# [COMPITO ASSEGNATO 1]
Ripeti alla lettera il brano del testo sulla decommercializzazione dei proventi pubblicitari delle ASD, partendo dalle parole che contengono "Si ritiene di" e fermandoti dopo "detta la disciplina.".
# [COMPITO ASSEGNATO 2]
In base al testo sulla decommercializzazione dei proventi pubblicitari delle ASD, indica se ciascuna affermazione è corretta e riporta le parole del testo che lo stabiliscono: (a) l'articolo del dott. Luciano Sorgato è stato pubblicato l'11 luglio 2024; (b) il 4° comma dell'art. 148 TUIR rende applicabili le prescrizioni del comma 3; (c) il percorso esegetico deve partire dall'art. 148 TUIR.

La decommercializzazione dei proventi pubblicitari delle ASD

Si ritiene di dover tornare sulla fiscalità dei proventi pubblicitari delle ASD, con un’analisi sistematica del TUIR, coordinata con l’art. 148 TUIR che ne detta la disciplina.

Facendo seguito all’articolo del dott. Luciano Sorgato in tema di Associazioni Sportive Dilettantistiche e tassabilità dei proventi pubblicitari percepiti (prima parte e seconda parte), pubblicato il giorno 11 luglio 2024, l’autore ha ritenuto opportuno approfondire l’argomento, facendo seguito in particolare ad un dubbio esposto da un lettore di Commercialista Telematico.

A questo riguardo l’autore conferma le proprie tesi come qui di seguito esposto…

Il percorso esegetico deve sempre partire dall’art. 143, 1° comma 2° periodo, il quale si raccorda con la disciplina fiscale di qualsiasi ente non commerciale, indipendentemente dalla sua articolazione strutturale. Non è un principio di portata disciplinare generale che si presta ad essere sovrastato da regolamenti più specifici, anzi dispone di una manifesta gerarchia normativa per addirittura preciso input legislativo di significato ricognitivo.

Nell’art. 148, comma 2, TUIR infatti il testo normativo è chiarissimo nel farlo assurgere a principio di ermeneutica non raggirabile, nell’indagine della rilevanza fiscale dell’operatività degli enti non commerciali:

“Si considerano tuttavia effettuate nell’esercizio di attività commerciali, salvo il disposto del secondo periodo del comma 1, dell’art 143 (e, quindi, con esclusione delle prestazioni di servizi non rientranti nell’art. 2195, codice civile)…”.

Il 4° comma dell’art. 148 TUIR non rende applicabile le prescrizioni del comma 3, ma mantiene integra la portata disciplinare del comma 2° e, quindi, la piena decommercializzazione delle prestazioni di servizi non rientranti nell’art. 2195 codice civile.

Ne deriva che è proprio il legislatore ad attribuirli una supremazia regolamentare incontrastata.

 

La decommercializzazione dei proventi pubblicitari delle ASD

Lettura coordinata degli articoli 143 e 148 del TUIR

decommercializzazione proventi pubblicitari asdL’inciso in questione è, quindi, portatore di una barriera invalicabile nella sussistenza dei presupposti in esso previsti, nel senso che solo se si sopravanza questo argine di irrilevanza impositiva, allora si ha l’attrazione nell’orbita fiscale dell’ente non commerciale indipendentemente dalla sua conformazione strutturale.

# [ELENCO VOCI]
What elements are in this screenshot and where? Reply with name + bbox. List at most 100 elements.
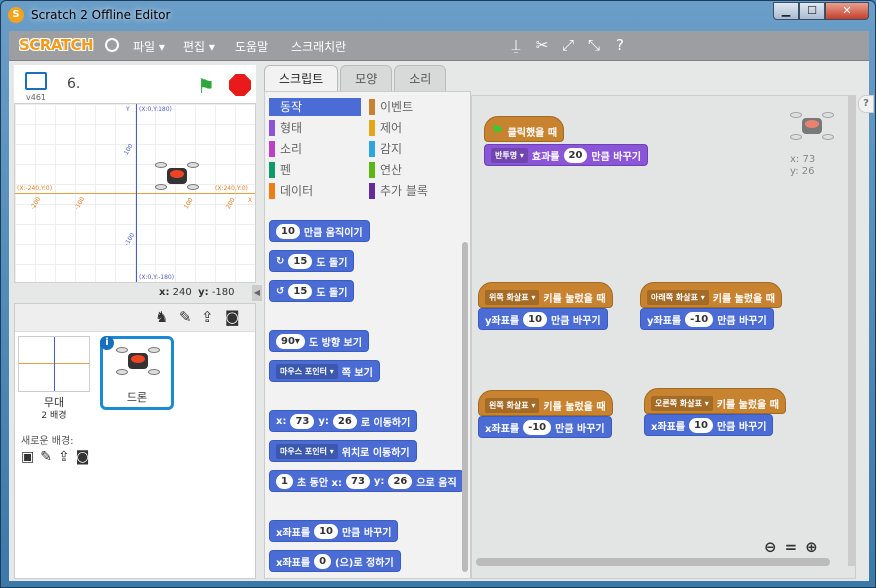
help-tab-icon[interactable]: ?	[858, 95, 874, 113]
backdrop-count: 2 배경	[41, 411, 67, 421]
camera-icon[interactable]: ◙	[225, 308, 240, 326]
palette-blocks: 10 만큼 움직이기 ↻ 15 도 돌기 ↺ 15 도 돌기 90▾ 도 방향 보기 마우스…	[265, 212, 463, 578]
category-data[interactable]: 데이터	[269, 182, 361, 200]
stage-header: v461 6. ⚑	[14, 65, 256, 103]
top-coord-label: (X:0,Y:180)	[139, 106, 172, 113]
editor-client: v461 6. ⚑ Y (X:0,Y:180) (X:0,Y:-180) (X:…	[9, 61, 874, 581]
category-events[interactable]: 이벤트	[369, 98, 461, 116]
close-button[interactable]: ✕	[825, 2, 869, 20]
app-window: S Scratch 2 Offline Editor ▁ ☐ ✕ SCRATCH…	[0, 0, 876, 588]
drone-sprite[interactable]	[155, 160, 199, 194]
when-flag-clicked-hat[interactable]: ⚑ 클릭했을 때	[484, 116, 565, 142]
window-title: Scratch 2 Offline Editor	[31, 8, 171, 22]
category-operators[interactable]: 연산	[369, 161, 461, 179]
scratch-logo[interactable]: SCRATCH	[19, 36, 94, 54]
maximize-button[interactable]: ☐	[799, 2, 825, 20]
change-effect-block[interactable]: 반투명 ▾ 효과를 20 만큼 바꾸기	[484, 144, 648, 166]
tab-costumes[interactable]: 모양	[340, 65, 393, 91]
backdrop-upload-icon[interactable]: ⇪	[58, 449, 70, 465]
key-down-hat[interactable]: 아래쪽 화살표 ▾ 키를 눌렀을 때	[640, 282, 782, 308]
tab-scripts[interactable]: 스크립트	[264, 65, 339, 91]
category-sound[interactable]: 소리	[269, 140, 361, 158]
backdrop-camera-icon[interactable]: ◙	[76, 449, 90, 465]
sprite-position: x: 73 y: 26	[790, 154, 815, 178]
category-motion[interactable]: 동작	[269, 98, 361, 116]
category-sensing[interactable]: 감지	[369, 140, 461, 158]
category-pen[interactable]: 펜	[269, 161, 361, 179]
turn-right-icon: ↻	[276, 255, 285, 267]
sprite-x: x: 73	[790, 154, 816, 165]
scripts-area[interactable]: ⚑ 클릭했을 때 반투명 ▾ 효과를 20 만큼 바꾸기 위쪽 화살표 ▾ 키를 눌렀을 …	[471, 95, 856, 579]
green-flag-icon[interactable]: ⚑	[197, 74, 219, 98]
choose-sprite-icon[interactable]: ♞	[155, 308, 168, 326]
editor-tabs: 스크립트 모양 소리	[264, 65, 448, 91]
y-axis	[136, 104, 137, 282]
fullscreen-icon[interactable]	[25, 72, 47, 90]
block-turn-right[interactable]: ↻ 15 도 돌기	[269, 250, 355, 272]
project-name[interactable]: 6.	[67, 76, 80, 92]
sprite-pane: ♞ ✎ ⇪ ◙ 무대 2 배경 새로운 배경: ▣ ✎ ⇪ ◙ i 드론	[14, 303, 256, 579]
current-sprite-preview	[790, 110, 834, 144]
category-more-blocks[interactable]: 추가 블록	[369, 182, 461, 200]
change-y-down-block[interactable]: y좌표를 -10 만큼 바꾸기	[640, 308, 774, 330]
block-set-x[interactable]: x좌표를 0 (으)로 정하기	[269, 550, 401, 572]
version-label: v461	[26, 93, 47, 102]
zoom-in-icon[interactable]: ⊕	[805, 538, 818, 556]
mouse-y-value: -180	[211, 287, 235, 298]
tab-sounds[interactable]: 소리	[394, 65, 447, 91]
block-point-direction[interactable]: 90▾ 도 방향 보기	[269, 330, 369, 352]
key-right-hat[interactable]: 오른쪽 화살표 ▾ 키를 눌렀을 때	[644, 388, 786, 414]
menu-about[interactable]: 스크래치란	[291, 38, 346, 55]
block-help-icon[interactable]: ?	[611, 36, 629, 54]
minimize-button[interactable]: ▁	[773, 2, 799, 20]
collapse-stage-handle[interactable]: ◀	[252, 285, 262, 301]
stage-thumbnail[interactable]	[18, 336, 90, 392]
key-left-hat[interactable]: 왼쪽 화살표 ▾ 키를 눌렀을 때	[478, 390, 613, 416]
drone-thumbnail	[116, 345, 160, 379]
paint-brush-icon[interactable]: ✎	[179, 308, 192, 326]
menu-file[interactable]: 파일 ▾	[133, 38, 165, 55]
duplicate-stamp-icon[interactable]: ⍊	[507, 36, 525, 54]
sprite-name: 드론	[126, 391, 148, 404]
scripts-hscrollbar[interactable]	[476, 558, 830, 566]
scratch-cat-icon: S	[8, 7, 24, 23]
grow-icon[interactable]: ⤢	[559, 36, 577, 54]
block-change-x[interactable]: x좌표를 10 만큼 바꾸기	[269, 520, 399, 542]
block-go-to-xy[interactable]: x: 73 y: 26 로 이동하기	[269, 410, 418, 432]
scripts-vscrollbar[interactable]	[848, 96, 856, 566]
palette-scrollbar[interactable]	[462, 242, 468, 572]
stop-sign-icon[interactable]	[229, 74, 251, 96]
menu-bar: SCRATCH 파일 ▾ 편집 ▾ 도움말 스크래치란 ⍊ ✂ ⤢ ⤡ ?	[9, 31, 869, 61]
delete-scissors-icon[interactable]: ✂	[533, 36, 551, 54]
upload-icon[interactable]: ⇪	[201, 308, 214, 326]
shrink-icon[interactable]: ⤡	[585, 36, 603, 54]
change-x-left-block[interactable]: x좌표를 -10 만큼 바꾸기	[478, 416, 612, 438]
backdrop-library-icon[interactable]: ▣	[21, 449, 34, 465]
change-x-right-block[interactable]: x좌표를 10 만큼 바꾸기	[644, 414, 774, 436]
sprite-card-drone[interactable]: i 드론	[100, 336, 174, 410]
block-go-to[interactable]: 마우스 포인터 ▾ 위치로 이동하기	[269, 440, 417, 462]
x-axis	[15, 193, 255, 194]
block-point-towards[interactable]: 마우스 포인터 ▾ 쪽 보기	[269, 360, 380, 382]
info-icon[interactable]: i	[100, 336, 114, 350]
key-up-hat[interactable]: 위쪽 화살표 ▾ 키를 눌렀을 때	[478, 282, 613, 308]
mouse-coords: x: 240 y: -180	[159, 287, 235, 298]
block-glide[interactable]: 1초 동안 x: 73 y: 26 으로 움직	[269, 470, 463, 492]
change-y-up-block[interactable]: y좌표를 10 만큼 바꾸기	[478, 308, 608, 330]
language-globe-icon[interactable]	[105, 38, 119, 52]
block-move-steps[interactable]: 10 만큼 움직이기	[269, 220, 370, 242]
menu-help[interactable]: 도움말	[235, 38, 268, 55]
green-flag-icon: ⚑	[491, 123, 504, 139]
backdrop-paint-icon[interactable]: ✎	[40, 449, 52, 465]
category-control[interactable]: 제어	[369, 119, 461, 137]
title-bar: S Scratch 2 Offline Editor ▁ ☐ ✕	[1, 1, 875, 31]
stage-canvas[interactable]: Y (X:0,Y:180) (X:0,Y:-180) (X:-240,Y:0) …	[14, 103, 256, 283]
category-looks[interactable]: 형태	[269, 119, 361, 137]
menu-edit[interactable]: 편집 ▾	[183, 38, 215, 55]
left-coord-label: (X:-240,Y:0)	[17, 185, 53, 192]
zoom-reset-icon[interactable]: =	[785, 538, 798, 556]
block-turn-left[interactable]: ↺ 15 도 돌기	[269, 280, 355, 302]
zoom-out-icon[interactable]: ⊖	[764, 538, 777, 556]
new-backdrop-label: 새로운 배경:	[21, 436, 74, 447]
y-axis-label: Y	[126, 106, 130, 113]
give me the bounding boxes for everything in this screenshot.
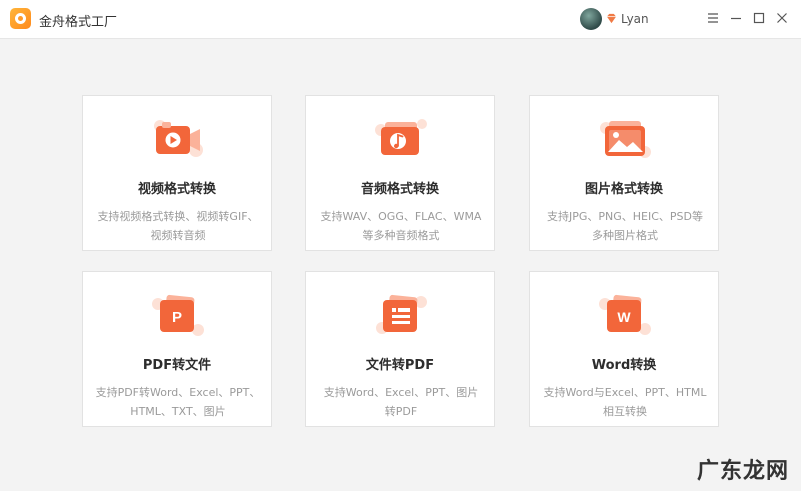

# [RISPOSTA CORRETTA 1]
Si ritiene di dover tornare sulla fiscalità dei proventi pubblicitari delle ASD, con un’analisi sistematica del TUIR, coordinata con l’art. 148 TUIR che ne detta la disciplina.

# [RISPOSTA CORRETTA 2]
(a) Sì: "pubblicato il giorno 11 luglio 2024".
(b) No: "Il 4° comma dell’art. 148 TUIR non rende applicabile le prescrizioni del comma 3".
(c) No: "Il percorso esegetico deve sempre partire dall’art. 143, 1° comma 2° periodo".